Selected text:
We also measure the average accuracy between expert SimVascular users on an MR cerebrovascular, pulmonary, coronary vasculature and CT aortic aneurysm case to indicate human accuracy and segmentation uncertainty. We then compare the segmentations generated by GoogleNet-c30, the best performing network, on the same cases.

Finally we calculate the amount of manual segmentation effort that would be saved by using the network to compute lumen segmentations in practice.

3.1. Performance Metrics

We compared the produced segmentations using several commonly applied metrics [41].

The first metric is the DICE metric which measures the similarity between two sets. Letting A and B denote the sets of points contained on the boundary and in the interior of each segmentation, the DICE is given by:

$$\text{DICE}(A,B)=\frac{2|A\cap B|}{\left|A\right|+\left|B\right|}.$$ (16)

The second metric is the Hausdorff Distance (HD) which has a lower bound of 0 (perfect match) with no upper bound. Letting A and B be the sets of points contained on the boundaries of the two segmentations, the HD measures the maximum minimum distance between all points in the sets and is given by:

$$d_H(A,B)=\text{max}\left\{\underset{a\in A}{\text{sup}}\underset{b\in B}{\text{inf}}d(a,b),\underset{b\in B}{\text{sup}}\underset{a\in B}{\text{inf}}d(a,b)\right\},$$ (17)

where d(a, b) is a distance function, for which we use the euclidean norm d(a, b) = ||a − b||_2.

The final metrics is the Average Symmetric Surface Distance (ASSD) which computes the average minimal distance between the surface points of two sets A and B. Let $\tilde{A}$ and $\tilde{B}$ be sets of the surface points in A and B, respectively. The ASSD is then:

$$\text{ASSD}(A,B)=\frac{1}{\left|\tilde{A}\right|+\left|\tilde{B}\right|}\left(\sum _{a\in \tilde{A}}\underset{b\in \tilde{B}}{\text{min}}d(a,b)+\sum _{b\in \tilde{B}}\underset{a\in \tilde{A}}{\text{min}}d(b,a)\right),$$ (18)

where d is again the Euclidean norm.

Data supplied:
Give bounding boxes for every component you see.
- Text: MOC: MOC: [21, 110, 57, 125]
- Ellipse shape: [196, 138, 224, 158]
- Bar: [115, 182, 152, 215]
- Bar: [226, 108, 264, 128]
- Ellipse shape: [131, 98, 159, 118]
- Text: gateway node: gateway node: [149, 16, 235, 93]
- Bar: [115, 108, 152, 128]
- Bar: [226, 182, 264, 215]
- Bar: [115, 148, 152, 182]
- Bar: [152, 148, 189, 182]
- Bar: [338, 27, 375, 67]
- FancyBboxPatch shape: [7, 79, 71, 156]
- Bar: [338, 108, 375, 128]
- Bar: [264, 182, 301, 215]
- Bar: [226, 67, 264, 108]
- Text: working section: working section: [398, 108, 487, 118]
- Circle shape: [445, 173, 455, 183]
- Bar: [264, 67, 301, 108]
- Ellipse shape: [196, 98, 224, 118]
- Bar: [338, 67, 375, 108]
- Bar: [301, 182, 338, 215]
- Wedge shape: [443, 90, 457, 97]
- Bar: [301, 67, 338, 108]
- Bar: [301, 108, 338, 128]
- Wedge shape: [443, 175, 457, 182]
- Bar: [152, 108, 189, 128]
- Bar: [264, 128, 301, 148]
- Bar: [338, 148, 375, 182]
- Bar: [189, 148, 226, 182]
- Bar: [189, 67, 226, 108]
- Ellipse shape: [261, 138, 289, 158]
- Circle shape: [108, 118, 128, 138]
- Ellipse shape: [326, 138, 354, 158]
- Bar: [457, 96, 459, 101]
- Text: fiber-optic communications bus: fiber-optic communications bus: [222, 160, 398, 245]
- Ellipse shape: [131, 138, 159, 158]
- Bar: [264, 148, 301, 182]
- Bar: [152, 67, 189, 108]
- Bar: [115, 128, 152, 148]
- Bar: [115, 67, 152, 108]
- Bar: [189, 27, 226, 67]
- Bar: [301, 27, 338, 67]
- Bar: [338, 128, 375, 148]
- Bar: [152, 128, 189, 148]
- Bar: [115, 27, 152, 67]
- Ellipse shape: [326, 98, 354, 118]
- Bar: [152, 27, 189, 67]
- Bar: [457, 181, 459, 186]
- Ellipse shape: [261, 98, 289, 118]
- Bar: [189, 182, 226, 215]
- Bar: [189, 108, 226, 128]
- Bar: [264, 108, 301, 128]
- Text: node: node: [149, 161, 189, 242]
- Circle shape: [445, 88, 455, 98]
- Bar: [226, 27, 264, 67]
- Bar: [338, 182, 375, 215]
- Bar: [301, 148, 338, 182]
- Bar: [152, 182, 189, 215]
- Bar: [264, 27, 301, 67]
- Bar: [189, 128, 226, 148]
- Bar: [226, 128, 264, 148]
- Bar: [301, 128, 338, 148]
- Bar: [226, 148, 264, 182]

Required actions:
1. In the passage on segmentation metrics, which network is named as the best performing?
2. Update the passage on segmentation metrics by writing out the stretch from "The final metrics" through "the Euclidean norm." with "Average Symmetric Surface Distance" changed to "Mean Symmetric Surface Distance".
3. Go on with the passage on segmentation metrics from where it stops.

Answers to each task:
1. GoogleNet-c30

2.
The final metrics is the Mean Symmetric Surface Distance (ASSD) which computes the average minimal distance between the surface points of two sets A and B. Let $\tilde{A}$ and $\tilde{B}$ be sets of the surface points in A and B, respectively. The ASSD is then:

$$\text{ASSD}(A,B)=\frac{1}{\left|\tilde{A}\right|+\left|\tilde{B}\right|}\left(\sum _{a\in \tilde{A}}\underset{b\in \tilde{B}}{\text{min}}d(a,b)+\sum _{b\in \tilde{B}}\underset{a\in \tilde{A}}{\text{min}}d(b,a)\right),$$ (18)

where d is again the Euclidean norm.

3.
3.2. Network Architectures and Hyperparameters

We trained all networks using the ADAM [19] stochastic gradient algorithm, for 300,000 training image batches with a batch size of 4. For the baseline networks the learning rate started at 1·10⁻³. For the GoogleNet networks a starting learning rate of 5·10⁻⁵ was required to obtain convergence. For all networks the learning rate was decreased by a factor of 3 after the first 2000 batches, then by a factor of 10 after 5,000, 10,000 and 15,000 batches, respectively. We further investigated the use of 15, 30 and 45 angular increments for the vessel lumen boundary. Input images were cropped to dimensions of 160 × 160 and used a fixed resolution of 0.029cm/pixel allowing both large and small vessel to fit inside the input window size. During training, images and ground-truth lumen were randomly rotated between 0 – 2π radians and randomly translated a distance of up to 65% of the ground-truth vessel radius.

The ConvNet networks and GoogleNet networks we considered, and the labels we use to refer to them, are described in Tables 1 and 2 respectively. All networks used the leaky-RELU activation with a coefficient value of 0.2. The ConvNet networks used 3 × 3 convolution filters with 32 channels throughout. No regularization was used other than the dropout layers that are included in the GoogleNet architecture.

Table 1:

Baseline network naming conventions.

Name	Conv. layers	FC layers	FC layer sizes
ConvNet-1	10	2	250, 15
ConvNet-2	20	2	250, 15
ConvNet-3	10	3	1000, 250, 15
ConvNet-4	20	3	1000, 250, 15

Table 2:

GoogleNet naming conventions.

Name	Architecture	Output dimension
GoogleNet	GoogleNet	15
GoogleNet-c30	GoogleNet	30
GoogleNet-c45	GoogleNet	45

The performance of the ConvNet and GoogleNet networks was compared to the architectures used in our previous work [27]: the commonly used UNet [34], DeepLab-ASPP [5] and CENet [11] image segmentation networks. These networks were retrained for 2D vessel segmentation, using our training data. During testing, the marching-squares algorithm was used to extract the vessel lumen boundary from the segmentations produced by the image segmentation networks.

3.3. Segmentation Uncertainty Measurements

To measure the uncertainty in our ground-truth segmentation data, we selected four image data sets from the VMR, designated as

• Cerebro: MR image of the cerebrovascular region of a patient with a left anterior cerebral aneurysm.

• AAA: A CT scan of abdominal region of a patient with an abdominal aortic aneurysm.

• KDR: MR image of coronary arteries and Aorta of a patient with Kawasaki Disease.

• Pulmonary: MR image of the pulmonary vasculature.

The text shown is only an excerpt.